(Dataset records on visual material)
+--
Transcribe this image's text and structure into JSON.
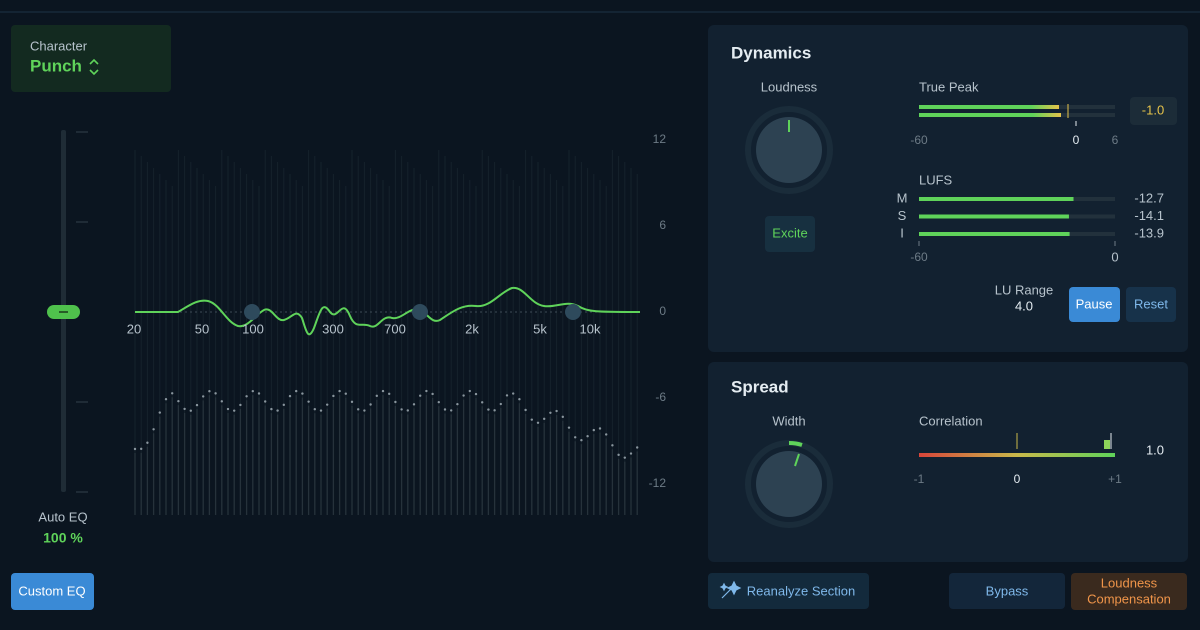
{
  "character": {
    "label": "Character",
    "value": "Punch"
  },
  "auto_eq": {
    "label": "Auto EQ",
    "value": "100 %"
  },
  "custom_eq": "Custom EQ",
  "eq": {
    "freq_labels": [
      "20",
      "50",
      "100",
      "300",
      "700",
      "2k",
      "5k",
      "10k"
    ],
    "gain_labels": [
      "12",
      "6",
      "0",
      "-6",
      "-12"
    ]
  },
  "dynamics": {
    "title": "Dynamics",
    "loudness": "Loudness",
    "excite": "Excite",
    "true_peak": {
      "label": "True Peak",
      "value": "-1.0",
      "scale": [
        "-60",
        "0",
        "6"
      ]
    },
    "lufs": {
      "label": "LUFS",
      "range": [
        -60,
        0
      ],
      "rows": [
        {
          "label": "M",
          "value": -12.7
        },
        {
          "label": "S",
          "value": -14.1
        },
        {
          "label": "I",
          "value": -13.9
        }
      ]
    },
    "lu_range": {
      "label": "LU Range",
      "value": "4.0"
    },
    "pause": "Pause",
    "reset": "Reset"
  },
  "spread": {
    "title": "Spread",
    "width": "Width",
    "correlation": {
      "label": "Correlation",
      "value": "1.0",
      "scale": [
        "-1",
        "0",
        "+1"
      ]
    }
  },
  "buttons": {
    "reanalyze": "Reanalyze Section",
    "bypass": "Bypass",
    "loudness_compensation": [
      "Loudness",
      "Compensation"
    ]
  }
}
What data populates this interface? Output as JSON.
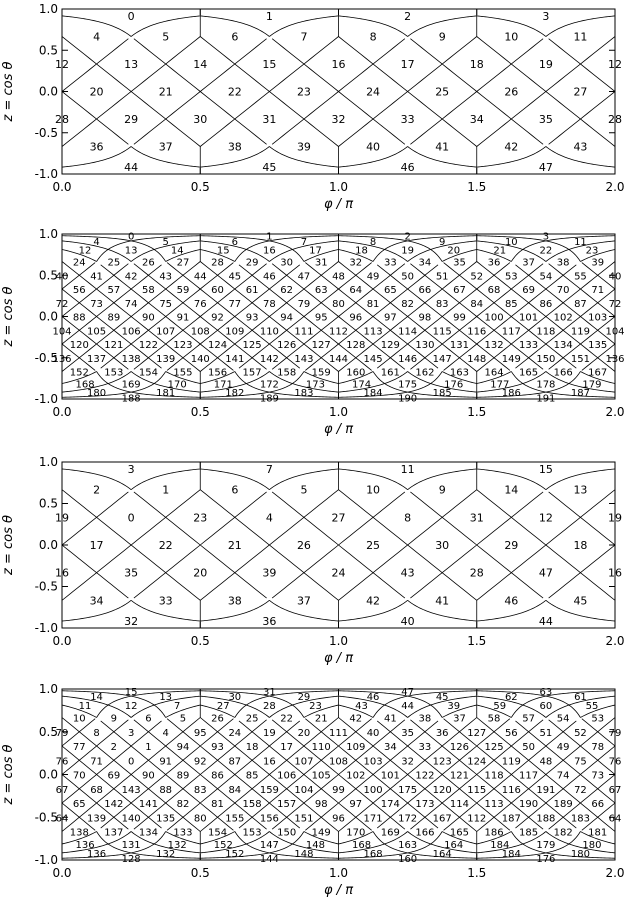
{
  "figure": {
    "xlabel": "φ / π",
    "ylabel": "z = cos θ",
    "xticks": [
      "0.0",
      "0.5",
      "1.0",
      "1.5",
      "2.0"
    ],
    "yticks": [
      "1.0",
      "0.5",
      "0.0",
      "-0.5",
      "-1.0"
    ]
  },
  "chart_data": [
    {
      "type": "diagram",
      "scheme": "RING",
      "nside": 2,
      "ordering": "ring",
      "xlim": [
        0,
        2
      ],
      "ylim": [
        -1,
        1
      ]
    },
    {
      "type": "diagram",
      "scheme": "RING",
      "nside": 4,
      "ordering": "ring",
      "xlim": [
        0,
        2
      ],
      "ylim": [
        -1,
        1
      ]
    },
    {
      "type": "diagram",
      "scheme": "NESTED",
      "nside": 2,
      "ordering": "nested",
      "xlim": [
        0,
        2
      ],
      "ylim": [
        -1,
        1
      ]
    },
    {
      "type": "diagram",
      "scheme": "NESTED",
      "nside": 4,
      "ordering": "nested",
      "xlim": [
        0,
        2
      ],
      "ylim": [
        -1,
        1
      ]
    }
  ]
}
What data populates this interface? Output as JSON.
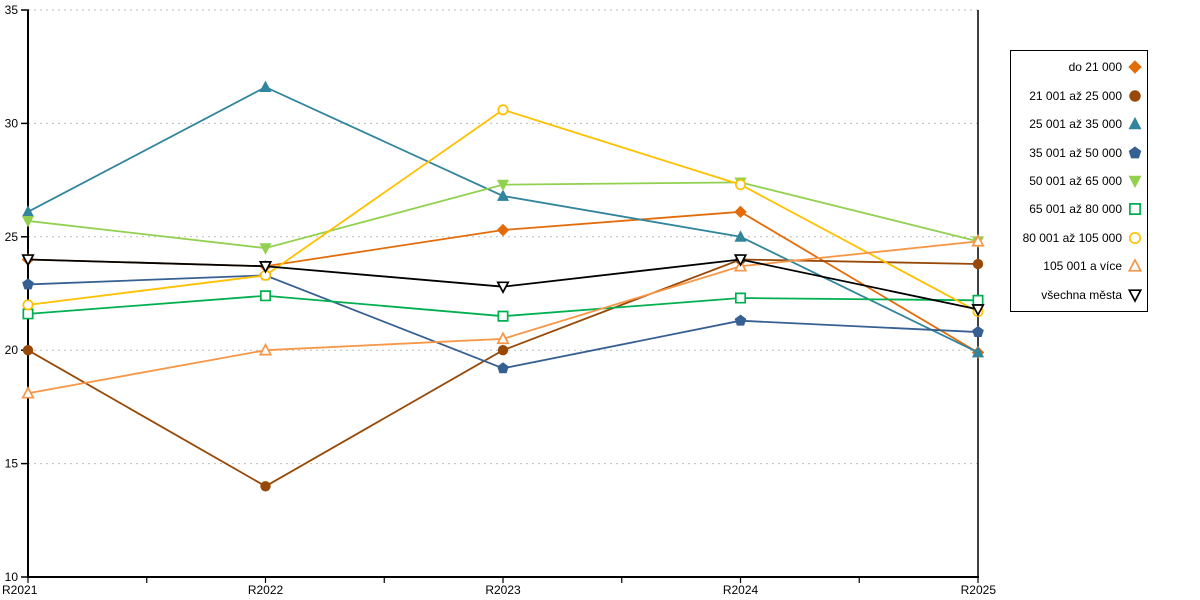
{
  "chart_data": {
    "type": "line",
    "title": "",
    "xlabel": "",
    "ylabel": "",
    "categories": [
      "R2021",
      "R2022",
      "R2023",
      "R2024",
      "R2025"
    ],
    "ylim": [
      10,
      35
    ],
    "yticks": [
      10,
      15,
      20,
      25,
      30,
      35
    ],
    "grid": "horizontal-dotted",
    "legend_position": "right",
    "series": [
      {
        "name": "do 21 000",
        "color": "#E36C0A",
        "marker": "diamond",
        "filled": true,
        "values": [
          24.0,
          23.7,
          25.3,
          26.1,
          19.9
        ]
      },
      {
        "name": "21 001 až 25 000",
        "color": "#984807",
        "marker": "circle",
        "filled": true,
        "values": [
          20.0,
          14.0,
          20.0,
          24.0,
          23.8
        ]
      },
      {
        "name": "25 001 až 35 000",
        "color": "#31859C",
        "marker": "triangle-up",
        "filled": true,
        "values": [
          26.1,
          31.6,
          26.8,
          25.0,
          19.9
        ]
      },
      {
        "name": "35 001 až 50 000",
        "color": "#376092",
        "marker": "pentagon",
        "filled": true,
        "values": [
          22.9,
          23.3,
          19.2,
          21.3,
          20.8
        ]
      },
      {
        "name": "50 001 až 65 000",
        "color": "#92D050",
        "marker": "triangle-down",
        "filled": true,
        "values": [
          25.7,
          24.5,
          27.3,
          27.4,
          24.8
        ]
      },
      {
        "name": "65 001 až 80 000",
        "color": "#00B050",
        "marker": "square",
        "filled": false,
        "values": [
          21.6,
          22.4,
          21.5,
          22.3,
          22.2
        ]
      },
      {
        "name": "80 001 až 105 000",
        "color": "#FFC000",
        "marker": "circle",
        "filled": false,
        "values": [
          22.0,
          23.3,
          30.6,
          27.3,
          21.7
        ]
      },
      {
        "name": "105 001 a více",
        "color": "#F79646",
        "marker": "triangle-up",
        "filled": false,
        "values": [
          18.1,
          20.0,
          20.5,
          23.7,
          24.8
        ]
      },
      {
        "name": "všechna města",
        "color": "#000000",
        "marker": "triangle-down",
        "filled": false,
        "values": [
          24.0,
          23.7,
          22.8,
          24.0,
          21.8
        ]
      }
    ],
    "colors": {
      "grid": "#BDBDBD",
      "axis": "#000000",
      "text": "#000000",
      "background": "#FFFFFF"
    }
  }
}
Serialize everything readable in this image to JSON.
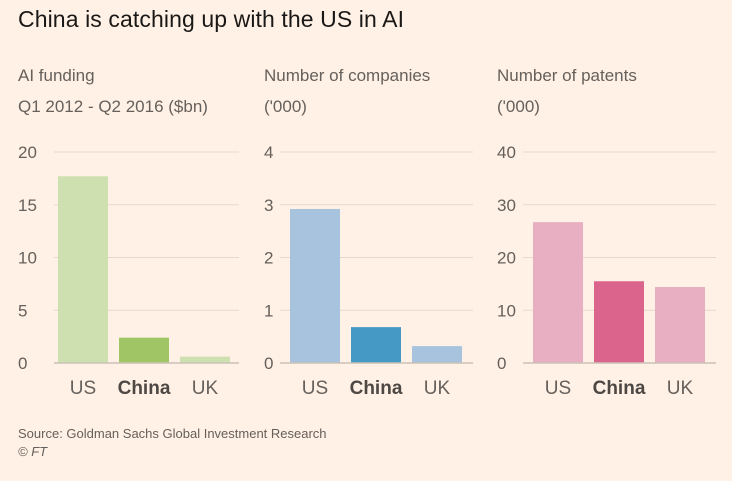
{
  "title": "China is catching up with the US in AI",
  "source": "Source: Goldman Sachs Global Investment Research",
  "copyright": "© FT",
  "chart_data": [
    {
      "type": "bar",
      "title": "AI funding",
      "subtitle": "Q1 2012 - Q2 2016 ($bn)",
      "categories": [
        "US",
        "China",
        "UK"
      ],
      "highlight": "China",
      "values": [
        17.7,
        2.4,
        0.6
      ],
      "ylim": [
        0,
        20
      ],
      "yticks": [
        0,
        5,
        10,
        15,
        20
      ],
      "grid": true,
      "colors": {
        "base": "#cfe0b0",
        "highlight": "#a0c564"
      }
    },
    {
      "type": "bar",
      "title": "Number of companies",
      "subtitle": "('000)",
      "categories": [
        "US",
        "China",
        "UK"
      ],
      "highlight": "China",
      "values": [
        2.92,
        0.68,
        0.32
      ],
      "ylim": [
        0,
        4
      ],
      "yticks": [
        0,
        1,
        2,
        3,
        4
      ],
      "grid": true,
      "colors": {
        "base": "#a7c3de",
        "highlight": "#4599c5"
      }
    },
    {
      "type": "bar",
      "title": "Number of patents",
      "subtitle": "('000)",
      "categories": [
        "US",
        "China",
        "UK"
      ],
      "highlight": "China",
      "values": [
        26.7,
        15.5,
        14.4
      ],
      "ylim": [
        0,
        40
      ],
      "yticks": [
        0,
        10,
        20,
        30,
        40
      ],
      "grid": true,
      "colors": {
        "base": "#e8aec1",
        "highlight": "#db648c"
      }
    }
  ]
}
+--
| Exercise details |
Without the pictures, print the whole listing exactly as given.

| Answer in full |
Transcribe this image's text and structure into JSON.
{
  "character": {
    "label": "Character",
    "value": "Punch"
  },
  "auto_eq": {
    "label": "Auto EQ",
    "value": "100 %"
  },
  "custom_eq": "Custom EQ",
  "eq": {
    "freq_labels": [
      "20",
      "50",
      "100",
      "300",
      "700",
      "2k",
      "5k",
      "10k"
    ],
    "gain_labels": [
      "12",
      "6",
      "0",
      "-6",
      "-12"
    ]
  },
  "dynamics": {
    "title": "Dynamics",
    "loudness": "Loudness",
    "excite": "Excite",
    "true_peak": {
      "label": "True Peak",
      "value": "-1.0",
      "scale": [
        "-60",
        "0",
        "6"
      ]
    },
    "lufs": {
      "label": "LUFS",
      "range": [
        -60,
        0
      ],
      "rows": [
        {
          "label": "M",
          "value": -12.7
        },
        {
          "label": "S",
          "value": -14.1
        },
        {
          "label": "I",
          "value": -13.9
        }
      ]
    },
    "lu_range": {
      "label": "LU Range",
      "value": "4.0"
    },
    "pause": "Pause",
    "reset": "Reset"
  },
  "spread": {
    "title": "Spread",
    "width": "Width",
    "correlation": {
      "label": "Correlation",
      "value": "1.0",
      "scale": [
        "-1",
        "0",
        "+1"
      ]
    }
  },
  "buttons": {
    "reanalyze": "Reanalyze Section",
    "bypass": "Bypass",
    "loudness_compensation": [
      "Loudness",
      "Compensation"
    ]
  }
}
What data populates this interface? Output as JSON.
{
  "figure": {
    "xlabel": "φ / π",
    "ylabel": "z = cos θ",
    "xticks": [
      "0.0",
      "0.5",
      "1.0",
      "1.5",
      "2.0"
    ],
    "yticks": [
      "1.0",
      "0.5",
      "0.0",
      "-0.5",
      "-1.0"
    ]
  },
  "chart_data": [
    {
      "type": "diagram",
      "scheme": "RING",
      "nside": 2,
      "ordering": "ring",
      "xlim": [
        0,
        2
      ],
      "ylim": [
        -1,
        1
      ]
    },
    {
      "type": "diagram",
      "scheme": "RING",
      "nside": 4,
      "ordering": "ring",
      "xlim": [
        0,
        2
      ],
      "ylim": [
        -1,
        1
      ]
    },
    {
      "type": "diagram",
      "scheme": "NESTED",
      "nside": 2,
      "ordering": "nested",
      "xlim": [
        0,
        2
      ],
      "ylim": [
        -1,
        1
      ]
    },
    {
      "type": "diagram",
      "scheme": "NESTED",
      "nside": 4,
      "ordering": "nested",
      "xlim": [
        0,
        2
      ],
      "ylim": [
        -1,
        1
      ]
    }
  ]
}
What data populates this interface? Output as JSON.
{
  "chart_data": {
    "type": "line",
    "title": "",
    "xlabel": "",
    "ylabel": "",
    "categories": [
      "R2021",
      "R2022",
      "R2023",
      "R2024",
      "R2025"
    ],
    "ylim": [
      10,
      35
    ],
    "yticks": [
      10,
      15,
      20,
      25,
      30,
      35
    ],
    "grid": "horizontal-dotted",
    "legend_position": "right",
    "series": [
      {
        "name": "do 21 000",
        "color": "#E36C0A",
        "marker": "diamond",
        "filled": true,
        "values": [
          24.0,
          23.7,
          25.3,
          26.1,
          19.9
        ]
      },
      {
        "name": "21 001 až 25 000",
        "color": "#984807",
        "marker": "circle",
        "filled": true,
        "values": [
          20.0,
          14.0,
          20.0,
          24.0,
          23.8
        ]
      },
      {
        "name": "25 001 až 35 000",
        "color": "#31859C",
        "marker": "triangle-up",
        "filled": true,
        "values": [
          26.1,
          31.6,
          26.8,
          25.0,
          19.9
        ]
      },
      {
        "name": "35 001 až 50 000",
        "color": "#376092",
        "marker": "pentagon",
        "filled": true,
        "values": [
          22.9,
          23.3,
          19.2,
          21.3,
          20.8
        ]
      },
      {
        "name": "50 001 až 65 000",
        "color": "#92D050",
        "marker": "triangle-down",
        "filled": true,
        "values": [
          25.7,
          24.5,
          27.3,
          27.4,
          24.8
        ]
      },
      {
        "name": "65 001 až 80 000",
        "color": "#00B050",
        "marker": "square",
        "filled": false,
        "values": [
          21.6,
          22.4,
          21.5,
          22.3,
          22.2
        ]
      },
      {
        "name": "80 001 až 105 000",
        "color": "#FFC000",
        "marker": "circle",
        "filled": false,
        "values": [
          22.0,
          23.3,
          30.6,
          27.3,
          21.7
        ]
      },
      {
        "name": "105 001 a více",
        "color": "#F79646",
        "marker": "triangle-up",
        "filled": false,
        "values": [
          18.1,
          20.0,
          20.5,
          23.7,
          24.8
        ]
      },
      {
        "name": "všechna města",
        "color": "#000000",
        "marker": "triangle-down",
        "filled": false,
        "values": [
          24.0,
          23.7,
          22.8,
          24.0,
          21.8
        ]
      }
    ],
    "colors": {
      "grid": "#BDBDBD",
      "axis": "#000000",
      "text": "#000000",
      "background": "#FFFFFF"
    }
  }
}
Serialize everything readable in this image to JSON.
{
  "title": "China is catching up with the US in AI",
  "source": "Source: Goldman Sachs Global Investment Research",
  "copyright": "© FT",
  "chart_data": [
    {
      "type": "bar",
      "title": "AI funding",
      "subtitle": "Q1 2012 - Q2 2016 ($bn)",
      "categories": [
        "US",
        "China",
        "UK"
      ],
      "highlight": "China",
      "values": [
        17.7,
        2.4,
        0.6
      ],
      "ylim": [
        0,
        20
      ],
      "yticks": [
        0,
        5,
        10,
        15,
        20
      ],
      "grid": true,
      "colors": {
        "base": "#cfe0b0",
        "highlight": "#a0c564"
      }
    },
    {
      "type": "bar",
      "title": "Number of companies",
      "subtitle": "('000)",
      "categories": [
        "US",
        "China",
        "UK"
      ],
      "highlight": "China",
      "values": [
        2.92,
        0.68,
        0.32
      ],
      "ylim": [
        0,
        4
      ],
      "yticks": [
        0,
        1,
        2,
        3,
        4
      ],
      "grid": true,
      "colors": {
        "base": "#a7c3de",
        "highlight": "#4599c5"
      }
    },
    {
      "type": "bar",
      "title": "Number of patents",
      "subtitle": "('000)",
      "categories": [
        "US",
        "China",
        "UK"
      ],
      "highlight": "China",
      "values": [
        26.7,
        15.5,
        14.4
      ],
      "ylim": [
        0,
        40
      ],
      "yticks": [
        0,
        10,
        20,
        30,
        40
      ],
      "grid": true,
      "colors": {
        "base": "#e8aec1",
        "highlight": "#db648c"
      }
    }
  ]
}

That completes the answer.